● Task requirements:
Copy all records verbatim.

— start of Material for this exercise —

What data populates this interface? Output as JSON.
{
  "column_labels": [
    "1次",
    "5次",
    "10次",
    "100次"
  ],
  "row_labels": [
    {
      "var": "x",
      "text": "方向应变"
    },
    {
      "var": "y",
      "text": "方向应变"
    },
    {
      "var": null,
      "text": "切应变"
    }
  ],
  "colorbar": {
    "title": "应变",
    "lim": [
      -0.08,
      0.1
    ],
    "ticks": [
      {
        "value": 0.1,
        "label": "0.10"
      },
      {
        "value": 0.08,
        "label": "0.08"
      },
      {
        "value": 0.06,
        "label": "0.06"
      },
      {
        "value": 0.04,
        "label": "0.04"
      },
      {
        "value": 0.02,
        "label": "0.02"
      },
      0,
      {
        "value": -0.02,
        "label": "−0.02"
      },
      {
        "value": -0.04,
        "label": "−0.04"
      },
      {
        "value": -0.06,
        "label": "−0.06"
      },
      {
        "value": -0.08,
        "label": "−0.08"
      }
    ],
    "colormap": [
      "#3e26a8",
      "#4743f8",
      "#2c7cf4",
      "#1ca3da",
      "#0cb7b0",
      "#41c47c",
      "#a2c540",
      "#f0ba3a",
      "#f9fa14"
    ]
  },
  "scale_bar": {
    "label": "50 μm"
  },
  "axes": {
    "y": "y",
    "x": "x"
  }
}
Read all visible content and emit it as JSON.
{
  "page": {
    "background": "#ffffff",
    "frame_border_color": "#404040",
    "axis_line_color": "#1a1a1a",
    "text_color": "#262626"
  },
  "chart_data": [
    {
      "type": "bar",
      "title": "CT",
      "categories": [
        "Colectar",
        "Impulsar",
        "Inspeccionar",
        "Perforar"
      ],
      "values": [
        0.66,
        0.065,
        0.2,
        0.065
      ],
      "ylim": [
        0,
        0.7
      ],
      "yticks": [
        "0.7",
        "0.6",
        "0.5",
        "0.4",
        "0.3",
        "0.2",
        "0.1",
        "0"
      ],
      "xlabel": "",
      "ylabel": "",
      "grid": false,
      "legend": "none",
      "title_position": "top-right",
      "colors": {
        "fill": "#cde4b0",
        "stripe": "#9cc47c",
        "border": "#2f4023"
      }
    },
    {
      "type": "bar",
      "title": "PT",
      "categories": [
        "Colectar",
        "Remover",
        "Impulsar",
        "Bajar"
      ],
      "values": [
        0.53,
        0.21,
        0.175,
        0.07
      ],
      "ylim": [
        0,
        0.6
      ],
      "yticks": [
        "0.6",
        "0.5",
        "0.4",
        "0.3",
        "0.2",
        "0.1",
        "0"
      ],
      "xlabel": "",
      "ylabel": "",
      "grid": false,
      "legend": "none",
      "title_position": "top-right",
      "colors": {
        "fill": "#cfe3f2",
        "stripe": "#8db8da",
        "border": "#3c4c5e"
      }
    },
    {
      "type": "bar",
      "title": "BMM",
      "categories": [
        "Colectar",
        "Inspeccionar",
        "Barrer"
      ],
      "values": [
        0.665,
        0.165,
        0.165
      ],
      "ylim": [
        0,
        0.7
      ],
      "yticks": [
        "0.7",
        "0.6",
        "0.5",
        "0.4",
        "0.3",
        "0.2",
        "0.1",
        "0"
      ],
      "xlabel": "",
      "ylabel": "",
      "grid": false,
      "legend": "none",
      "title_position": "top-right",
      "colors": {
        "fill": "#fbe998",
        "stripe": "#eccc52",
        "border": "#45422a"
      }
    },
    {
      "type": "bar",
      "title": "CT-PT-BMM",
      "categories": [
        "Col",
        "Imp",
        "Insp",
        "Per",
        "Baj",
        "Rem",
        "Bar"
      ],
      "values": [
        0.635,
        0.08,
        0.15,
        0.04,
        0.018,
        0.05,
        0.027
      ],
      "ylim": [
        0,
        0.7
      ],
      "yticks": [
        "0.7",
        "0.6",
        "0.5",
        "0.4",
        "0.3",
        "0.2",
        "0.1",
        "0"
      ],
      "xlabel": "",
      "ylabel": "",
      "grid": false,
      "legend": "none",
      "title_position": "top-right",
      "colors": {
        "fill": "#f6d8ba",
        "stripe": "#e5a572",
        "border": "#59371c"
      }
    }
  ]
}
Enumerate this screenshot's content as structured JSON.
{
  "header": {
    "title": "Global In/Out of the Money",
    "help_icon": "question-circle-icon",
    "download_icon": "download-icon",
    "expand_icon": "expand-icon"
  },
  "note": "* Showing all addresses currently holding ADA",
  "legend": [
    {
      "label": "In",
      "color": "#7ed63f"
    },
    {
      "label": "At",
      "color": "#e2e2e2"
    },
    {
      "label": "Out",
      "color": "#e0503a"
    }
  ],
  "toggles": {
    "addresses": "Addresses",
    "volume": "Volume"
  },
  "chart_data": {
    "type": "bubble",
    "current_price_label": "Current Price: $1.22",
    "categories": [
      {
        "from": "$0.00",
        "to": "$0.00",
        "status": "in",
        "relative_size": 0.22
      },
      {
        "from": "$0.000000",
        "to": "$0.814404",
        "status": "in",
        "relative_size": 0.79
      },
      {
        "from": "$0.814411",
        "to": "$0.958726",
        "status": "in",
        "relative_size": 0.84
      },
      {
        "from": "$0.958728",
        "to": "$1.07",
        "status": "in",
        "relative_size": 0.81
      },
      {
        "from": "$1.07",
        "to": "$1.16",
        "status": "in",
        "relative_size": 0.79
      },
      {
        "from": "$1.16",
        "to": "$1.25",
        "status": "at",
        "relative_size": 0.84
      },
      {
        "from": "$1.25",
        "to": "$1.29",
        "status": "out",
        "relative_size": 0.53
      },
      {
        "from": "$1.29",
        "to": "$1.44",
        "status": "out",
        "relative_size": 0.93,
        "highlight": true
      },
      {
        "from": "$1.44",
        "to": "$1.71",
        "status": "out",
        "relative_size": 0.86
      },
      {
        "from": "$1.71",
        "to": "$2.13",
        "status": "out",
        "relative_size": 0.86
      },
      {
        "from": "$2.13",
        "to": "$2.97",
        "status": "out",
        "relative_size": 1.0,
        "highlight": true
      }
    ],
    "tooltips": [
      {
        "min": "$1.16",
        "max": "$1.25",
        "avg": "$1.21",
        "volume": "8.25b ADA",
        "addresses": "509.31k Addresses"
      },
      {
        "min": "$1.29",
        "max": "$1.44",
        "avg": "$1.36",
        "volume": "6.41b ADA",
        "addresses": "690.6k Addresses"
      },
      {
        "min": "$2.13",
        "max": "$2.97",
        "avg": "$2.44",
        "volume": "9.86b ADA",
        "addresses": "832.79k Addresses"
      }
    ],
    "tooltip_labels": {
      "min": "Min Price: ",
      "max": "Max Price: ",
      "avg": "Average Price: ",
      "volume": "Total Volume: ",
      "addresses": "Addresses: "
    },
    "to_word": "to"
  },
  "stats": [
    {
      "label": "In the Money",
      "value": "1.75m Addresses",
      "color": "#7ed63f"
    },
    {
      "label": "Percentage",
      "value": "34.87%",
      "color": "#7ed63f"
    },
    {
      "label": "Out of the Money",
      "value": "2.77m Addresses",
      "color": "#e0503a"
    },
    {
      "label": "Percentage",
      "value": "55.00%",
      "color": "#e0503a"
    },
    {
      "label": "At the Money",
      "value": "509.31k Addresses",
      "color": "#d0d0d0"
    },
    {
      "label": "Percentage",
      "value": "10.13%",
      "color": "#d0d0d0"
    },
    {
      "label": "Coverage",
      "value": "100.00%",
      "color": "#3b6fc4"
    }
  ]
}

— end of Material for this exercise —

● Response to this exercise:
What data populates this interface? Output as JSON.
{
  "column_labels": [
    "1次",
    "5次",
    "10次",
    "100次"
  ],
  "row_labels": [
    {
      "var": "x",
      "text": "方向应变"
    },
    {
      "var": "y",
      "text": "方向应变"
    },
    {
      "var": null,
      "text": "切应变"
    }
  ],
  "colorbar": {
    "title": "应变",
    "lim": [
      -0.08,
      0.1
    ],
    "ticks": [
      {
        "value": 0.1,
        "label": "0.10"
      },
      {
        "value": 0.08,
        "label": "0.08"
      },
      {
        "value": 0.06,
        "label": "0.06"
      },
      {
        "value": 0.04,
        "label": "0.04"
      },
      {
        "value": 0.02,
        "label": "0.02"
      },
      0,
      {
        "value": -0.02,
        "label": "−0.02"
      },
      {
        "value": -0.04,
        "label": "−0.04"
      },
      {
        "value": -0.06,
        "label": "−0.06"
      },
      {
        "value": -0.08,
        "label": "−0.08"
      }
    ],
    "colormap": [
      "#3e26a8",
      "#4743f8",
      "#2c7cf4",
      "#1ca3da",
      "#0cb7b0",
      "#41c47c",
      "#a2c540",
      "#f0ba3a",
      "#f9fa14"
    ]
  },
  "scale_bar": {
    "label": "50 μm"
  },
  "axes": {
    "y": "y",
    "x": "x"
  }
}
Read all visible content and emit it as JSON.
{
  "page": {
    "background": "#ffffff",
    "frame_border_color": "#404040",
    "axis_line_color": "#1a1a1a",
    "text_color": "#262626"
  },
  "chart_data": [
    {
      "type": "bar",
      "title": "CT",
      "categories": [
        "Colectar",
        "Impulsar",
        "Inspeccionar",
        "Perforar"
      ],
      "values": [
        0.66,
        0.065,
        0.2,
        0.065
      ],
      "ylim": [
        0,
        0.7
      ],
      "yticks": [
        "0.7",
        "0.6",
        "0.5",
        "0.4",
        "0.3",
        "0.2",
        "0.1",
        "0"
      ],
      "xlabel": "",
      "ylabel": "",
      "grid": false,
      "legend": "none",
      "title_position": "top-right",
      "colors": {
        "fill": "#cde4b0",
        "stripe": "#9cc47c",
        "border": "#2f4023"
      }
    },
    {
      "type": "bar",
      "title": "PT",
      "categories": [
        "Colectar",
        "Remover",
        "Impulsar",
        "Bajar"
      ],
      "values": [
        0.53,
        0.21,
        0.175,
        0.07
      ],
      "ylim": [
        0,
        0.6
      ],
      "yticks": [
        "0.6",
        "0.5",
        "0.4",
        "0.3",
        "0.2",
        "0.1",
        "0"
      ],
      "xlabel": "",
      "ylabel": "",
      "grid": false,
      "legend": "none",
      "title_position": "top-right",
      "colors": {
        "fill": "#cfe3f2",
        "stripe": "#8db8da",
        "border": "#3c4c5e"
      }
    },
    {
      "type": "bar",
      "title": "BMM",
      "categories": [
        "Colectar",
        "Inspeccionar",
        "Barrer"
      ],
      "values": [
        0.665,
        0.165,
        0.165
      ],
      "ylim": [
        0,
        0.7
      ],
      "yticks": [
        "0.7",
        "0.6",
        "0.5",
        "0.4",
        "0.3",
        "0.2",
        "0.1",
        "0"
      ],
      "xlabel": "",
      "ylabel": "",
      "grid": false,
      "legend": "none",
      "title_position": "top-right",
      "colors": {
        "fill": "#fbe998",
        "stripe": "#eccc52",
        "border": "#45422a"
      }
    },
    {
      "type": "bar",
      "title": "CT-PT-BMM",
      "categories": [
        "Col",
        "Imp",
        "Insp",
        "Per",
        "Baj",
        "Rem",
        "Bar"
      ],
      "values": [
        0.635,
        0.08,
        0.15,
        0.04,
        0.018,
        0.05,
        0.027
      ],
      "ylim": [
        0,
        0.7
      ],
      "yticks": [
        "0.7",
        "0.6",
        "0.5",
        "0.4",
        "0.3",
        "0.2",
        "0.1",
        "0"
      ],
      "xlabel": "",
      "ylabel": "",
      "grid": false,
      "legend": "none",
      "title_position": "top-right",
      "colors": {
        "fill": "#f6d8ba",
        "stripe": "#e5a572",
        "border": "#59371c"
      }
    }
  ]
}
Enumerate this screenshot's content as structured JSON.
{
  "header": {
    "title": "Global In/Out of the Money",
    "help_icon": "question-circle-icon",
    "download_icon": "download-icon",
    "expand_icon": "expand-icon"
  },
  "note": "* Showing all addresses currently holding ADA",
  "legend": [
    {
      "label": "In",
      "color": "#7ed63f"
    },
    {
      "label": "At",
      "color": "#e2e2e2"
    },
    {
      "label": "Out",
      "color": "#e0503a"
    }
  ],
  "toggles": {
    "addresses": "Addresses",
    "volume": "Volume"
  },
  "chart_data": {
    "type": "bubble",
    "current_price_label": "Current Price: $1.22",
    "categories": [
      {
        "from": "$0.00",
        "to": "$0.00",
        "status": "in",
        "relative_size": 0.22
      },
      {
        "from": "$0.000000",
        "to": "$0.814404",
        "status": "in",
        "relative_size": 0.79
      },
      {
        "from": "$0.814411",
        "to": "$0.958726",
        "status": "in",
        "relative_size": 0.84
      },
      {
        "from": "$0.958728",
        "to": "$1.07",
        "status": "in",
        "relative_size": 0.81
      },
      {
        "from": "$1.07",
        "to": "$1.16",
        "status": "in",
        "relative_size": 0.79
      },
      {
        "from": "$1.16",
        "to": "$1.25",
        "status": "at",
        "relative_size": 0.84
      },
      {
        "from": "$1.25",
        "to": "$1.29",
        "status": "out",
        "relative_size": 0.53
      },
      {
        "from": "$1.29",
        "to": "$1.44",
        "status": "out",
        "relative_size": 0.93,
        "highlight": true
      },
      {
        "from": "$1.44",
        "to": "$1.71",
        "status": "out",
        "relative_size": 0.86
      },
      {
        "from": "$1.71",
        "to": "$2.13",
        "status": "out",
        "relative_size": 0.86
      },
      {
        "from": "$2.13",
        "to": "$2.97",
        "status": "out",
        "relative_size": 1.0,
        "highlight": true
      }
    ],
    "tooltips": [
      {
        "min": "$1.16",
        "max": "$1.25",
        "avg": "$1.21",
        "volume": "8.25b ADA",
        "addresses": "509.31k Addresses"
      },
      {
        "min": "$1.29",
        "max": "$1.44",
        "avg": "$1.36",
        "volume": "6.41b ADA",
        "addresses": "690.6k Addresses"
      },
      {
        "min": "$2.13",
        "max": "$2.97",
        "avg": "$2.44",
        "volume": "9.86b ADA",
        "addresses": "832.79k Addresses"
      }
    ],
    "tooltip_labels": {
      "min": "Min Price: ",
      "max": "Max Price: ",
      "avg": "Average Price: ",
      "volume": "Total Volume: ",
      "addresses": "Addresses: "
    },
    "to_word": "to"
  },
  "stats": [
    {
      "label": "In the Money",
      "value": "1.75m Addresses",
      "color": "#7ed63f"
    },
    {
      "label": "Percentage",
      "value": "34.87%",
      "color": "#7ed63f"
    },
    {
      "label": "Out of the Money",
      "value": "2.77m Addresses",
      "color": "#e0503a"
    },
    {
      "label": "Percentage",
      "value": "55.00%",
      "color": "#e0503a"
    },
    {
      "label": "At the Money",
      "value": "509.31k Addresses",
      "color": "#d0d0d0"
    },
    {
      "label": "Percentage",
      "value": "10.13%",
      "color": "#d0d0d0"
    },
    {
      "label": "Coverage",
      "value": "100.00%",
      "color": "#3b6fc4"
    }
  ]
}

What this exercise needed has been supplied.